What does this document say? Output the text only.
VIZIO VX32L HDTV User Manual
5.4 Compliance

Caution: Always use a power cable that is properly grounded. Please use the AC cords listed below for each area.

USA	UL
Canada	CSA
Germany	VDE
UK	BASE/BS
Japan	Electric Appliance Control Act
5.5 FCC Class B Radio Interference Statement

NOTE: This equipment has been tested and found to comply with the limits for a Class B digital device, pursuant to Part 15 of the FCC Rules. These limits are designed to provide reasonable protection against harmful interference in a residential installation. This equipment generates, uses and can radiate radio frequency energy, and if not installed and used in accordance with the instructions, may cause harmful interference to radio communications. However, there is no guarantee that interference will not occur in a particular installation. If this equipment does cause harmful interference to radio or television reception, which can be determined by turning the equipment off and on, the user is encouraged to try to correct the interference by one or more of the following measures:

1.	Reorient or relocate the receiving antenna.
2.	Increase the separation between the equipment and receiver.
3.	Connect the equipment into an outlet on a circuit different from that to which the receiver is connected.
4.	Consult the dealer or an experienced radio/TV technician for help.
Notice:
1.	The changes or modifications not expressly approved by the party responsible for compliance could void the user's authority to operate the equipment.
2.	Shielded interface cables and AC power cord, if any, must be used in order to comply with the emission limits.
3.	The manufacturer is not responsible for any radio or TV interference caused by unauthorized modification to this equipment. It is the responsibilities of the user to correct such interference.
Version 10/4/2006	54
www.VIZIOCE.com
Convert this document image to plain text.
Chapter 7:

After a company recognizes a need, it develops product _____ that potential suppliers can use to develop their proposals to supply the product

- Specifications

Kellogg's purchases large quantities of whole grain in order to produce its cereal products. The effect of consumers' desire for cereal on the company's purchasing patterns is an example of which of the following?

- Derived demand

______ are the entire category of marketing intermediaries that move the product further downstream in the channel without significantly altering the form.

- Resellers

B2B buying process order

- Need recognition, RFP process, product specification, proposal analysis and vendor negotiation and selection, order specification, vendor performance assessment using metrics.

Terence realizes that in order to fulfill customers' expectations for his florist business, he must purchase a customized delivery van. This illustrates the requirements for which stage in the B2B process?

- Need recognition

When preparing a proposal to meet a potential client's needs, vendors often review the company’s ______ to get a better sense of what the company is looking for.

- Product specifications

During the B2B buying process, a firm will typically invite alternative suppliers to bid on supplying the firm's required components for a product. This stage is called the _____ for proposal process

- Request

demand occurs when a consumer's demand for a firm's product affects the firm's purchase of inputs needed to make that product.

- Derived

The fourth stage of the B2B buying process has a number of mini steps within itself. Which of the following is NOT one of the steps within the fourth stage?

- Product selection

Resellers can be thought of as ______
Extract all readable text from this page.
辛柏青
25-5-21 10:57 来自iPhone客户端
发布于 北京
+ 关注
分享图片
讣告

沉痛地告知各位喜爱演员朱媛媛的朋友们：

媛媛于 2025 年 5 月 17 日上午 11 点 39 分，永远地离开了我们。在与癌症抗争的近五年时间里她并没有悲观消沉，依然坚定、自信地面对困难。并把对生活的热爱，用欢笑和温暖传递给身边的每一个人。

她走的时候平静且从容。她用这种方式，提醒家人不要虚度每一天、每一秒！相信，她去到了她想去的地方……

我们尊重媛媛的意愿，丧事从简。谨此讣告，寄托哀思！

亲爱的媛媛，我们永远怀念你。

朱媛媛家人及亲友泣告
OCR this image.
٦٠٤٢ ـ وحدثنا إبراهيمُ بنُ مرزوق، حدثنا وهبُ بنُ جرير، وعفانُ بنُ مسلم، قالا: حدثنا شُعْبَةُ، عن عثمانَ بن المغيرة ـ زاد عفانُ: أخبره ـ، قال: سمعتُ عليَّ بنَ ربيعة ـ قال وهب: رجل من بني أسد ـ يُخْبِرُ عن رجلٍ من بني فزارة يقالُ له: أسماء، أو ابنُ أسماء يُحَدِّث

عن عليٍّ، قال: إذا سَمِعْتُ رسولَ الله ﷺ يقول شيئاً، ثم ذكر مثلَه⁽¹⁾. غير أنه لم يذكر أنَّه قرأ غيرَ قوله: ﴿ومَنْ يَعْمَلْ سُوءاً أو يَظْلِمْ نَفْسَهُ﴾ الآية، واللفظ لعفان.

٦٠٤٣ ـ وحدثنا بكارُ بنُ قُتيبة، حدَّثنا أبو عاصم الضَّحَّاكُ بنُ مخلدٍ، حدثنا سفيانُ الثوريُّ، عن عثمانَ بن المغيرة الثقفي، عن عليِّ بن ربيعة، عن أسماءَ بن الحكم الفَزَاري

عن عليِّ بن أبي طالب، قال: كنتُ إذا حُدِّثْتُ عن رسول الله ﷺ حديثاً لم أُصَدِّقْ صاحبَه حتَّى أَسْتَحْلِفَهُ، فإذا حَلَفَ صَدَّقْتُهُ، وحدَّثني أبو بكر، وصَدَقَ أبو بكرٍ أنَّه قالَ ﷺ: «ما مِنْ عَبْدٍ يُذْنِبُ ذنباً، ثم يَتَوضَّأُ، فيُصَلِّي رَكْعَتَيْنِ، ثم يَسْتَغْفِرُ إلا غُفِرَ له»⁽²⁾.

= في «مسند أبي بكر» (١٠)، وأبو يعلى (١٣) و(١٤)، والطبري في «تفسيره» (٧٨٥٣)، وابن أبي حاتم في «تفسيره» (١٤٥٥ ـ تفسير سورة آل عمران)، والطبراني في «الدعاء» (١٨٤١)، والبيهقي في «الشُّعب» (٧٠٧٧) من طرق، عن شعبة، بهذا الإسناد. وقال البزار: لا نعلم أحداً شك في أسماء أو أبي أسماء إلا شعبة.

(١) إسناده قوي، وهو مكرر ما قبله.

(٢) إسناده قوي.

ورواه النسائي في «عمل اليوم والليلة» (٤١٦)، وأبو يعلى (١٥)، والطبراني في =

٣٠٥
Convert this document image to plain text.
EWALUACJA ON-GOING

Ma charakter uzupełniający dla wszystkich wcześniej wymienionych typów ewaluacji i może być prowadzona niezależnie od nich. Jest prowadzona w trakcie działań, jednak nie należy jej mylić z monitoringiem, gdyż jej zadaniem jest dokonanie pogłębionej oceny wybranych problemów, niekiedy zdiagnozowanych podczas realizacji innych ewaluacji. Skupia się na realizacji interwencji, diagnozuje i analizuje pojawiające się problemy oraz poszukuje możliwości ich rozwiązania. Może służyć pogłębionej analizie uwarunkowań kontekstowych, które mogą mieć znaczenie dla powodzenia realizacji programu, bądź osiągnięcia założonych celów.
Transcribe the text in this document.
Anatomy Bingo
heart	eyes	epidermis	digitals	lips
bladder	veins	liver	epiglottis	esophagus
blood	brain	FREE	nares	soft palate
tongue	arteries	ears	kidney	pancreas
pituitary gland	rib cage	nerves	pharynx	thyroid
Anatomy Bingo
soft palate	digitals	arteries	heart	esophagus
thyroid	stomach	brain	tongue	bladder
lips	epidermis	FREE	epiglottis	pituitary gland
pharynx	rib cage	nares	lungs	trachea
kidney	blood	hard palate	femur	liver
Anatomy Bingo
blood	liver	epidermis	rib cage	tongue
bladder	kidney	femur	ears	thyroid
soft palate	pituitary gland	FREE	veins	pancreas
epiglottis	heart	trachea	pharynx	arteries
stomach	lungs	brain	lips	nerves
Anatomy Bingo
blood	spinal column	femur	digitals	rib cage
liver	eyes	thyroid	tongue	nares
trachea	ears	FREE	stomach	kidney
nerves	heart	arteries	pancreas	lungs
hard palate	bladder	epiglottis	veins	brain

» TASK DETAILS
Search the records for the word "عثمان" and copy every line where it occurs.

» CORRECT ANSWER
٦٠٤٢ ـ وحدثنا إبراهيمُ بنُ مرزوق، حدثنا وهبُ بنُ جرير، وعفانُ بنُ مسلم، قالا: حدثنا شُعْبَةُ، عن عثمانَ بن المغيرة ـ زاد عفانُ: أخبره ـ، قال: سمعتُ عليَّ بنَ ربيعة ـ قال وهب: رجل من بني أسد ـ يُخْبِرُ عن رجلٍ من بني فزارة يقالُ له: أسماء، أو ابنُ أسماء يُحَدِّث
٦٠٤٣ ـ وحدثنا بكارُ بنُ قُتيبة، حدَّثنا أبو عاصم الضَّحَّاكُ بنُ مخلدٍ، حدثنا سفيانُ الثوريُّ، عن عثمانَ بن المغيرة الثقفي، عن عليِّ بن ربيعة، عن أسماءَ بن الحكم الفَزَاري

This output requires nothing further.